The exercise: Copy out all the entries word for word.

Extracted data:
────────
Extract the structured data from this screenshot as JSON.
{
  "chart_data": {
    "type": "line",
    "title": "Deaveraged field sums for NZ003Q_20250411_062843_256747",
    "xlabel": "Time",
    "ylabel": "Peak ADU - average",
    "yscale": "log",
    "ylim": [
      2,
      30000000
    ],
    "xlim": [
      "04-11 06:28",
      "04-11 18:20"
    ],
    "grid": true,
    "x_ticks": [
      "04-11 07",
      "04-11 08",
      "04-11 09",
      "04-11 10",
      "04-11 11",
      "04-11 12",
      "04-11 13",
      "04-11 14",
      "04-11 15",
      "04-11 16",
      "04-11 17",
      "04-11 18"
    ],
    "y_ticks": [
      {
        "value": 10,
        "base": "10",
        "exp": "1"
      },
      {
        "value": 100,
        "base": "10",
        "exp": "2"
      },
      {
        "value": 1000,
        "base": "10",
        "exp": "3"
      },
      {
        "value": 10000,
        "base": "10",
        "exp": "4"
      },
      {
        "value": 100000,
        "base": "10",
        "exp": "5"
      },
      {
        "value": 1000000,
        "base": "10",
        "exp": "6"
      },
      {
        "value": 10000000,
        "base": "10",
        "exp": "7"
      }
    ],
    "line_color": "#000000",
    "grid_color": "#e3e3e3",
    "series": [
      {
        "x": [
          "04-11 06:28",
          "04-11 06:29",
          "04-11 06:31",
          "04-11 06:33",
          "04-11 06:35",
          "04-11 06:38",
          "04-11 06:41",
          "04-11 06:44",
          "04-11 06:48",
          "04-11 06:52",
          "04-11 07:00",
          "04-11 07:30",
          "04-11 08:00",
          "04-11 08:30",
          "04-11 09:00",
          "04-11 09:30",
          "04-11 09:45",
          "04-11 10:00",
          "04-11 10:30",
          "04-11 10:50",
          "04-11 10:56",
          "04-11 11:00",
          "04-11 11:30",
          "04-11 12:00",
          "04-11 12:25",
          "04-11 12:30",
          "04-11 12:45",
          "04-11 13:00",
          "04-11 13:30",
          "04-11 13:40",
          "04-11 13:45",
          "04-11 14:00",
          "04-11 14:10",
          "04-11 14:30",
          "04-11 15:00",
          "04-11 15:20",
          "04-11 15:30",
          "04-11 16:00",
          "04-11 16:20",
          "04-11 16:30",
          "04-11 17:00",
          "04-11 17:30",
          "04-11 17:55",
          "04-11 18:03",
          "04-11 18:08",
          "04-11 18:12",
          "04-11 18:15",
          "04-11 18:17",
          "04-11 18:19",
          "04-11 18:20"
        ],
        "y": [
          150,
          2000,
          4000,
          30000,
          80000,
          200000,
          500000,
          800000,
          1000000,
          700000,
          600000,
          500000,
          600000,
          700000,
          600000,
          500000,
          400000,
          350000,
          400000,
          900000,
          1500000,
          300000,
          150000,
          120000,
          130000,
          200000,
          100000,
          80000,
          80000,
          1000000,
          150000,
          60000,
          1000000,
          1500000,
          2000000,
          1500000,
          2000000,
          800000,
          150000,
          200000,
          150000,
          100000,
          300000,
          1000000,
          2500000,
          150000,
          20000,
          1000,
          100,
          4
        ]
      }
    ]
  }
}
────────
Problem solution:
Extract the structured data from this screenshot as JSON.
{
  "chart_data": {
    "type": "line",
    "title": "Deaveraged field sums for NZ003Q_20250411_062843_256747",
    "xlabel": "Time",
    "ylabel": "Peak ADU - average",
    "yscale": "log",
    "ylim": [
      2,
      30000000
    ],
    "xlim": [
      "04-11 06:28",
      "04-11 18:20"
    ],
    "grid": true,
    "x_ticks": [
      "04-11 07",
      "04-11 08",
      "04-11 09",
      "04-11 10",
      "04-11 11",
      "04-11 12",
      "04-11 13",
      "04-11 14",
      "04-11 15",
      "04-11 16",
      "04-11 17",
      "04-11 18"
    ],
    "y_ticks": [
      {
        "value": 10,
        "base": "10",
        "exp": "1"
      },
      {
        "value": 100,
        "base": "10",
        "exp": "2"
      },
      {
        "value": 1000,
        "base": "10",
        "exp": "3"
      },
      {
        "value": 10000,
        "base": "10",
        "exp": "4"
      },
      {
        "value": 100000,
        "base": "10",
        "exp": "5"
      },
      {
        "value": 1000000,
        "base": "10",
        "exp": "6"
      },
      {
        "value": 10000000,
        "base": "10",
        "exp": "7"
      }
    ],
    "line_color": "#000000",
    "grid_color": "#e3e3e3",
    "series": [
      {
        "x": [
          "04-11 06:28",
          "04-11 06:29",
          "04-11 06:31",
          "04-11 06:33",
          "04-11 06:35",
          "04-11 06:38",
          "04-11 06:41",
          "04-11 06:44",
          "04-11 06:48",
          "04-11 06:52",
          "04-11 07:00",
          "04-11 07:30",
          "04-11 08:00",
          "04-11 08:30",
          "04-11 09:00",
          "04-11 09:30",
          "04-11 09:45",
          "04-11 10:00",
          "04-11 10:30",
          "04-11 10:50",
          "04-11 10:56",
          "04-11 11:00",
          "04-11 11:30",
          "04-11 12:00",
          "04-11 12:25",
          "04-11 12:30",
          "04-11 12:45",
          "04-11 13:00",
          "04-11 13:30",
          "04-11 13:40",
          "04-11 13:45",
          "04-11 14:00",
          "04-11 14:10",
          "04-11 14:30",
          "04-11 15:00",
          "04-11 15:20",
          "04-11 15:30",
          "04-11 16:00",
          "04-11 16:20",
          "04-11 16:30",
          "04-11 17:00",
          "04-11 17:30",
          "04-11 17:55",
          "04-11 18:03",
          "04-11 18:08",
          "04-11 18:12",
          "04-11 18:15",
          "04-11 18:17",
          "04-11 18:19",
          "04-11 18:20"
        ],
        "y": [
          150,
          2000,
          4000,
          30000,
          80000,
          200000,
          500000,
          800000,
          1000000,
          700000,
          600000,
          500000,
          600000,
          700000,
          600000,
          500000,
          400000,
          350000,
          400000,
          900000,
          1500000,
          300000,
          150000,
          120000,
          130000,
          200000,
          100000,
          80000,
          80000,
          1000000,
          150000,
          60000,
          1000000,
          1500000,
          2000000,
          1500000,
          2000000,
          800000,
          150000,
          200000,
          150000,
          100000,
          300000,
          1000000,
          2500000,
          150000,
          20000,
          1000,
          100,
          4
        ]
      }
    ]
  }
}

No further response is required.